**Objective**.
Wherever "name" appears in a line, list that line.

**Material to process**.

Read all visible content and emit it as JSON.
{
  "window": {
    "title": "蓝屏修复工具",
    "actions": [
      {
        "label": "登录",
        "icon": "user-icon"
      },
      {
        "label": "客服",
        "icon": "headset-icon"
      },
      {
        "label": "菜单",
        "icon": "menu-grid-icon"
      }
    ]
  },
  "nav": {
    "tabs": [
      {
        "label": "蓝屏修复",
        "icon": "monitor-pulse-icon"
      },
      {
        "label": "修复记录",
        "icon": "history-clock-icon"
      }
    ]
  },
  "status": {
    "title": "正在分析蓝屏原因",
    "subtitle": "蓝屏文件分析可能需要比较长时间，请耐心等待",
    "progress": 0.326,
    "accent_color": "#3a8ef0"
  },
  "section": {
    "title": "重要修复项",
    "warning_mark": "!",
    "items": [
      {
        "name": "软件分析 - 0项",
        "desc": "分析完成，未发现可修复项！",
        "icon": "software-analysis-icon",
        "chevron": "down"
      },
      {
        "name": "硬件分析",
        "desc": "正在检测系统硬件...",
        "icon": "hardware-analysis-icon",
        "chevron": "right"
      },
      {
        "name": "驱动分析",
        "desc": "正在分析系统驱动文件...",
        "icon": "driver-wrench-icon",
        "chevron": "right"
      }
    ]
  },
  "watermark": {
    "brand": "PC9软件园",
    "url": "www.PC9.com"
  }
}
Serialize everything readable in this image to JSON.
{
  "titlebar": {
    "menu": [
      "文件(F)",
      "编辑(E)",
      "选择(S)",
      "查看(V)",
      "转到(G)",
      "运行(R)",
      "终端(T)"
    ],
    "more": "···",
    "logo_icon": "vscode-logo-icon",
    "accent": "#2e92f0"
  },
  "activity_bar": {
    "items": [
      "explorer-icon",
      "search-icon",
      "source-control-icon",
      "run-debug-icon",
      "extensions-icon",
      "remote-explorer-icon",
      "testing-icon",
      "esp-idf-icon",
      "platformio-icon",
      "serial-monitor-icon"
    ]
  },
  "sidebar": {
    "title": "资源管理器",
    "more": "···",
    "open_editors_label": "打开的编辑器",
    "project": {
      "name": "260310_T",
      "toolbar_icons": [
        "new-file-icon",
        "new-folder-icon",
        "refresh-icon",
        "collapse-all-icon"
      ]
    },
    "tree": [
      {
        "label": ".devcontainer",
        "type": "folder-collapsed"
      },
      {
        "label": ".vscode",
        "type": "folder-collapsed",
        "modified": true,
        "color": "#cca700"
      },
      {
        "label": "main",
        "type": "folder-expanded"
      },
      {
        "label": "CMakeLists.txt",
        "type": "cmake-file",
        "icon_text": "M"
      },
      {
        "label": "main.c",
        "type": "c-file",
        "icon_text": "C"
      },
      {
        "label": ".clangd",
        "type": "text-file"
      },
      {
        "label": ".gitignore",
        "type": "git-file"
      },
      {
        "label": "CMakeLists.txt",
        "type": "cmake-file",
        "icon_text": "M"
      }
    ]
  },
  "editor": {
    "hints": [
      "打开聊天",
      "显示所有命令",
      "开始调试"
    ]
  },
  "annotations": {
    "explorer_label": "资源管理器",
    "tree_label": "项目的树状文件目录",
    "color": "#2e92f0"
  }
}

**Solved problem**.
        "name": "软件分析 - 0项",
        "name": "硬件分析",
        "name": "驱动分析",
      "name": "260310_T",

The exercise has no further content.